# PROBLEM TO WORK ON
Give the data a second time, exactly and in full.

Lines of data
>> begin

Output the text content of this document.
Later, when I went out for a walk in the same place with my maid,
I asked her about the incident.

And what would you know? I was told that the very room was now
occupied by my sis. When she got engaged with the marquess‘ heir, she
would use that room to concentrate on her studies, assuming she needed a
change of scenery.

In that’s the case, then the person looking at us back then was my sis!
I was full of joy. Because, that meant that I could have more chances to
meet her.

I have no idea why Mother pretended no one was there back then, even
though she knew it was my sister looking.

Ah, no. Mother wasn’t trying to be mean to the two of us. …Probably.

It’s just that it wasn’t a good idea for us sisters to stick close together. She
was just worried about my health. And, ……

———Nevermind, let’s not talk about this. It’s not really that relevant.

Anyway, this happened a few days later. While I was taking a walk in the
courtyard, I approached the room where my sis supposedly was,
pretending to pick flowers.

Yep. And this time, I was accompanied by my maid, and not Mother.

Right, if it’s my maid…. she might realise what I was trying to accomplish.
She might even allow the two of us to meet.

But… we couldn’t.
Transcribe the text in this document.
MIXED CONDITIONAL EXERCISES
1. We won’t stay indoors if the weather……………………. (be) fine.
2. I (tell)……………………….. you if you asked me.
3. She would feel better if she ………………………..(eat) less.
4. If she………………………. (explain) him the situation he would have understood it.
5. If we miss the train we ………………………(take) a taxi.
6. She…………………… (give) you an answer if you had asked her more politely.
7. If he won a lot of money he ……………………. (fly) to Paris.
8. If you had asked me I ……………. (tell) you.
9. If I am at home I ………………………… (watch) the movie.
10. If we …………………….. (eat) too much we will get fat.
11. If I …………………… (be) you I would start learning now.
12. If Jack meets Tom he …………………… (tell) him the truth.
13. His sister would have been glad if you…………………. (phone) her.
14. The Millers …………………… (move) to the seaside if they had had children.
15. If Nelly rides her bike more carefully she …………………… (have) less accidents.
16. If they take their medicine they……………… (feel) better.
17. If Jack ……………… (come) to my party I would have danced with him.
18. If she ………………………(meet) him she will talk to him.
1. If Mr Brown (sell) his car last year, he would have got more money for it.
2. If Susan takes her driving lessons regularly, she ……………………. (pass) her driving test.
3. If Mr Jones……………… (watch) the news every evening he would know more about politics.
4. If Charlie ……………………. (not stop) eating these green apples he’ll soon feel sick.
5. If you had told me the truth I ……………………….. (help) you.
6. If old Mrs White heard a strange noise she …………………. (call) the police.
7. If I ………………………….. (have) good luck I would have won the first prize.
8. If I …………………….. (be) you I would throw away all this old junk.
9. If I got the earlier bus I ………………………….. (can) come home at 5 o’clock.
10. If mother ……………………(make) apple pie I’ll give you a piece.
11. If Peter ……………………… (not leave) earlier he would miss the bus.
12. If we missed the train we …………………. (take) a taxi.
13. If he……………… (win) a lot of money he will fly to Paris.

>> end

# SOLUTION FOR THIS EXERCISE
Output the text content of this document.
Later, when I went out for a walk in the same place with my maid,
I asked her about the incident.

And what would you know? I was told that the very room was now
occupied by my sis. When she got engaged with the marquess‘ heir, she
would use that room to concentrate on her studies, assuming she needed a
change of scenery.

In that’s the case, then the person looking at us back then was my sis!
I was full of joy. Because, that meant that I could have more chances to
meet her.

I have no idea why Mother pretended no one was there back then, even
though she knew it was my sister looking.

Ah, no. Mother wasn’t trying to be mean to the two of us. …Probably.

It’s just that it wasn’t a good idea for us sisters to stick close together. She
was just worried about my health. And, ……

———Nevermind, let’s not talk about this. It’s not really that relevant.

Anyway, this happened a few days later. While I was taking a walk in the
courtyard, I approached the room where my sis supposedly was,
pretending to pick flowers.

Yep. And this time, I was accompanied by my maid, and not Mother.

Right, if it’s my maid…. she might realise what I was trying to accomplish.
She might even allow the two of us to meet.

But… we couldn’t.
Transcribe the text in this document.
MIXED CONDITIONAL EXERCISES
1. We won’t stay indoors if the weather……………………. (be) fine.
2. I (tell)……………………….. you if you asked me.
3. She would feel better if she ………………………..(eat) less.
4. If she………………………. (explain) him the situation he would have understood it.
5. If we miss the train we ………………………(take) a taxi.
6. She…………………… (give) you an answer if you had asked her more politely.
7. If he won a lot of money he ……………………. (fly) to Paris.
8. If you had asked me I ……………. (tell) you.
9. If I am at home I ………………………… (watch) the movie.
10. If we …………………….. (eat) too much we will get fat.
11. If I …………………… (be) you I would start learning now.
12. If Jack meets Tom he …………………… (tell) him the truth.
13. His sister would have been glad if you…………………. (phone) her.
14. The Millers …………………… (move) to the seaside if they had had children.
15. If Nelly rides her bike more carefully she …………………… (have) less accidents.
16. If they take their medicine they……………… (feel) better.
17. If Jack ……………… (come) to my party I would have danced with him.
18. If she ………………………(meet) him she will talk to him.
1. If Mr Brown (sell) his car last year, he would have got more money for it.
2. If Susan takes her driving lessons regularly, she ……………………. (pass) her driving test.
3. If Mr Jones……………… (watch) the news every evening he would know more about politics.
4. If Charlie ……………………. (not stop) eating these green apples he’ll soon feel sick.
5. If you had told me the truth I ……………………….. (help) you.
6. If old Mrs White heard a strange noise she …………………. (call) the police.
7. If I ………………………….. (have) good luck I would have won the first prize.
8. If I …………………….. (be) you I would throw away all this old junk.
9. If I got the earlier bus I ………………………….. (can) come home at 5 o’clock.
10. If mother ……………………(make) apple pie I’ll give you a piece.
11. If Peter ……………………… (not leave) earlier he would miss the bus.
12. If we missed the train we …………………. (take) a taxi.
13. If he……………… (win) a lot of money he will fly to Paris.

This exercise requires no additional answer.